→ **Raw records**:
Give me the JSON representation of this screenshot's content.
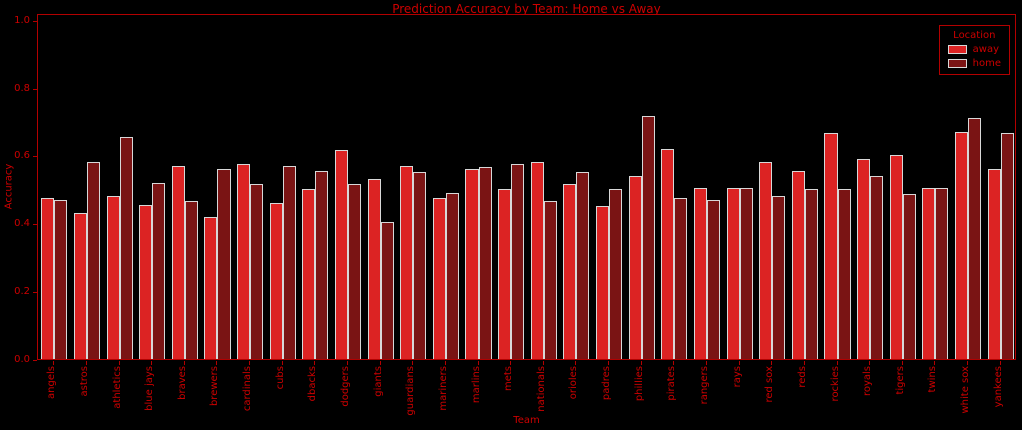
{
  "title": "Prediction Accuracy by Team: Home vs Away",
  "chart_data": {
    "type": "bar",
    "title": "Prediction Accuracy by Team: Home vs Away",
    "xlabel": "Team",
    "ylabel": "Accuracy",
    "ylim": [
      0,
      1.02
    ],
    "yticks": [
      0.0,
      0.2,
      0.4,
      0.6,
      0.8,
      1.0
    ],
    "grid": false,
    "background_color": "#000000",
    "text_color": "#cc0000",
    "spine_color": "#b30000",
    "bar_edge_color": "#d8d8d8",
    "legend": {
      "title": "Location",
      "position": "upper right"
    },
    "categories": [
      "angels",
      "astros",
      "athletics",
      "blue jays",
      "braves",
      "brewers",
      "cardinals",
      "cubs",
      "dbacks",
      "dodgers",
      "giants",
      "guardians",
      "mariners",
      "marlins",
      "mets",
      "nationals",
      "orioles",
      "padres",
      "phillies",
      "pirates",
      "rangers",
      "rays",
      "red sox",
      "reds",
      "rockies",
      "royals",
      "tigers",
      "twins",
      "white sox",
      "yankees"
    ],
    "series": [
      {
        "name": "away",
        "color": "#dc2323",
        "values": [
          0.475,
          0.43,
          0.48,
          0.455,
          0.57,
          0.42,
          0.575,
          0.46,
          0.5,
          0.615,
          0.53,
          0.57,
          0.475,
          0.56,
          0.5,
          0.58,
          0.515,
          0.45,
          0.54,
          0.62,
          0.505,
          0.505,
          0.58,
          0.555,
          0.665,
          0.59,
          0.6,
          0.505,
          0.67,
          0.56
        ]
      },
      {
        "name": "home",
        "color": "#7a1414",
        "values": [
          0.47,
          0.58,
          0.655,
          0.52,
          0.465,
          0.56,
          0.515,
          0.57,
          0.555,
          0.515,
          0.405,
          0.55,
          0.49,
          0.565,
          0.575,
          0.465,
          0.55,
          0.5,
          0.715,
          0.475,
          0.47,
          0.505,
          0.48,
          0.5,
          0.5,
          0.54,
          0.485,
          0.505,
          0.71,
          0.665
        ]
      }
    ]
  }
}
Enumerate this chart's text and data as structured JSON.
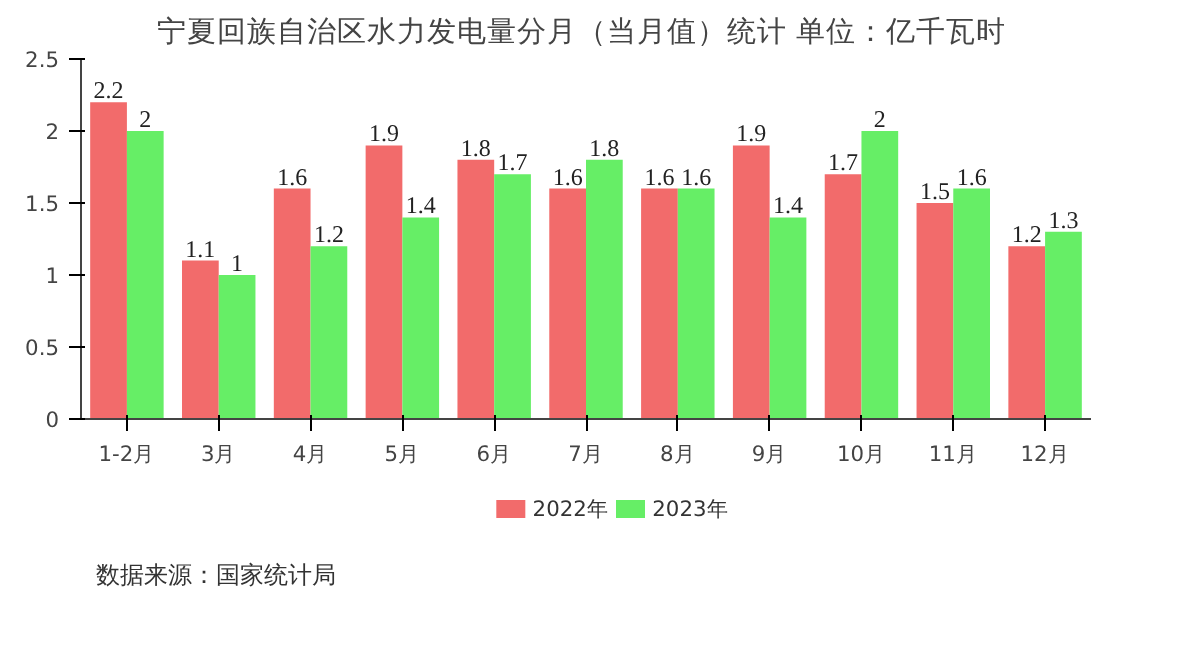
{
  "chart_data": {
    "type": "bar",
    "title": "宁夏回族自治区水力发电量分月（当月值）统计  单位：亿千瓦时",
    "categories": [
      "1-2月",
      "3月",
      "4月",
      "5月",
      "6月",
      "7月",
      "8月",
      "9月",
      "10月",
      "11月",
      "12月"
    ],
    "series": [
      {
        "name": "2022年",
        "color": "#f26b6b",
        "values": [
          2.2,
          1.1,
          1.6,
          1.9,
          1.8,
          1.6,
          1.6,
          1.9,
          1.7,
          1.5,
          1.2
        ]
      },
      {
        "name": "2023年",
        "color": "#66ee66",
        "values": [
          2,
          1,
          1.2,
          1.4,
          1.7,
          1.8,
          1.6,
          1.4,
          2,
          1.6,
          1.3
        ]
      }
    ],
    "ylim": [
      0,
      2.5
    ],
    "yticks": [
      0,
      0.5,
      1,
      1.5,
      2,
      2.5
    ],
    "grid": false,
    "legend": "bottom",
    "data_labels": true,
    "annotations": [
      "数据来源：国家统计局"
    ]
  }
}
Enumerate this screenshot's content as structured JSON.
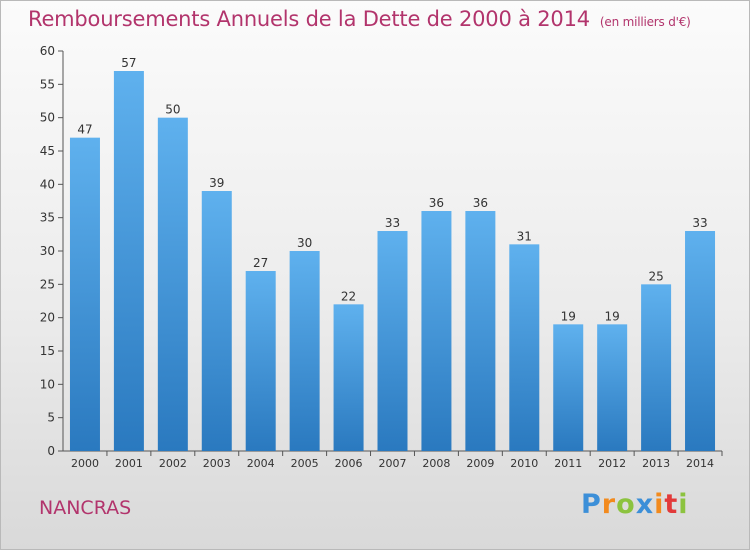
{
  "header": {
    "title": "Remboursements Annuels de la Dette de 2000 à 2014",
    "subtitle": "(en milliers d'€)"
  },
  "footer": {
    "town": "NANCRAS",
    "brand": "Proxiti"
  },
  "colors": {
    "title": "#b2346c",
    "bar_top": "#5fb1ee",
    "bar_bottom": "#2a79bf"
  },
  "chart_data": {
    "type": "bar",
    "categories": [
      "2000",
      "2001",
      "2002",
      "2003",
      "2004",
      "2005",
      "2006",
      "2007",
      "2008",
      "2009",
      "2010",
      "2011",
      "2012",
      "2013",
      "2014"
    ],
    "values": [
      47,
      57,
      50,
      39,
      27,
      30,
      22,
      33,
      36,
      36,
      31,
      19,
      19,
      25,
      33
    ],
    "title": "Remboursements Annuels de la Dette de 2000 à 2014",
    "subtitle": "(en milliers d'€)",
    "ylim": [
      0,
      60
    ],
    "yticks": [
      0,
      5,
      10,
      15,
      20,
      25,
      30,
      35,
      40,
      45,
      50,
      55,
      60
    ],
    "grid": false,
    "data_labels": true
  }
}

→ **What to do**: Leave the pictures out and reproduce each record exactly as written.

→ **Task result**:
Give me the JSON representation of this screenshot's content.
{
  "title": "Prediction Accuracy by Team: Home vs Away",
  "chart_data": {
    "type": "bar",
    "title": "Prediction Accuracy by Team: Home vs Away",
    "xlabel": "Team",
    "ylabel": "Accuracy",
    "ylim": [
      0,
      1.02
    ],
    "yticks": [
      0.0,
      0.2,
      0.4,
      0.6,
      0.8,
      1.0
    ],
    "grid": false,
    "background_color": "#000000",
    "text_color": "#cc0000",
    "spine_color": "#b30000",
    "bar_edge_color": "#d8d8d8",
    "legend": {
      "title": "Location",
      "position": "upper right"
    },
    "categories": [
      "angels",
      "astros",
      "athletics",
      "blue jays",
      "braves",
      "brewers",
      "cardinals",
      "cubs",
      "dbacks",
      "dodgers",
      "giants",
      "guardians",
      "mariners",
      "marlins",
      "mets",
      "nationals",
      "orioles",
      "padres",
      "phillies",
      "pirates",
      "rangers",
      "rays",
      "red sox",
      "reds",
      "rockies",
      "royals",
      "tigers",
      "twins",
      "white sox",
      "yankees"
    ],
    "series": [
      {
        "name": "away",
        "color": "#dc2323",
        "values": [
          0.475,
          0.43,
          0.48,
          0.455,
          0.57,
          0.42,
          0.575,
          0.46,
          0.5,
          0.615,
          0.53,
          0.57,
          0.475,
          0.56,
          0.5,
          0.58,
          0.515,
          0.45,
          0.54,
          0.62,
          0.505,
          0.505,
          0.58,
          0.555,
          0.665,
          0.59,
          0.6,
          0.505,
          0.67,
          0.56
        ]
      },
      {
        "name": "home",
        "color": "#7a1414",
        "values": [
          0.47,
          0.58,
          0.655,
          0.52,
          0.465,
          0.56,
          0.515,
          0.57,
          0.555,
          0.515,
          0.405,
          0.55,
          0.49,
          0.565,
          0.575,
          0.465,
          0.55,
          0.5,
          0.715,
          0.475,
          0.47,
          0.505,
          0.48,
          0.5,
          0.5,
          0.54,
          0.485,
          0.505,
          0.71,
          0.665
        ]
      }
    ]
  }
}
Enumerate this chart's text and data as structured JSON.
{
  "chart_data": {
    "type": "bar",
    "title": "宁夏回族自治区水力发电量分月（当月值）统计  单位：亿千瓦时",
    "categories": [
      "1-2月",
      "3月",
      "4月",
      "5月",
      "6月",
      "7月",
      "8月",
      "9月",
      "10月",
      "11月",
      "12月"
    ],
    "series": [
      {
        "name": "2022年",
        "color": "#f26b6b",
        "values": [
          2.2,
          1.1,
          1.6,
          1.9,
          1.8,
          1.6,
          1.6,
          1.9,
          1.7,
          1.5,
          1.2
        ]
      },
      {
        "name": "2023年",
        "color": "#66ee66",
        "values": [
          2,
          1,
          1.2,
          1.4,
          1.7,
          1.8,
          1.6,
          1.4,
          2,
          1.6,
          1.3
        ]
      }
    ],
    "ylim": [
      0,
      2.5
    ],
    "yticks": [
      0,
      0.5,
      1,
      1.5,
      2,
      2.5
    ],
    "grid": false,
    "legend": "bottom",
    "data_labels": true,
    "annotations": [
      "数据来源：国家统计局"
    ]
  }
}
Enumerate this screenshot's content as structured JSON.
{
  "header": {
    "title": "Remboursements Annuels de la Dette de 2000 à 2014",
    "subtitle": "(en milliers d'€)"
  },
  "footer": {
    "town": "NANCRAS",
    "brand": "Proxiti"
  },
  "colors": {
    "title": "#b2346c",
    "bar_top": "#5fb1ee",
    "bar_bottom": "#2a79bf"
  },
  "chart_data": {
    "type": "bar",
    "categories": [
      "2000",
      "2001",
      "2002",
      "2003",
      "2004",
      "2005",
      "2006",
      "2007",
      "2008",
      "2009",
      "2010",
      "2011",
      "2012",
      "2013",
      "2014"
    ],
    "values": [
      47,
      57,
      50,
      39,
      27,
      30,
      22,
      33,
      36,
      36,
      31,
      19,
      19,
      25,
      33
    ],
    "title": "Remboursements Annuels de la Dette de 2000 à 2014",
    "subtitle": "(en milliers d'€)",
    "ylim": [
      0,
      60
    ],
    "yticks": [
      0,
      5,
      10,
      15,
      20,
      25,
      30,
      35,
      40,
      45,
      50,
      55,
      60
    ],
    "grid": false,
    "data_labels": true
  }
}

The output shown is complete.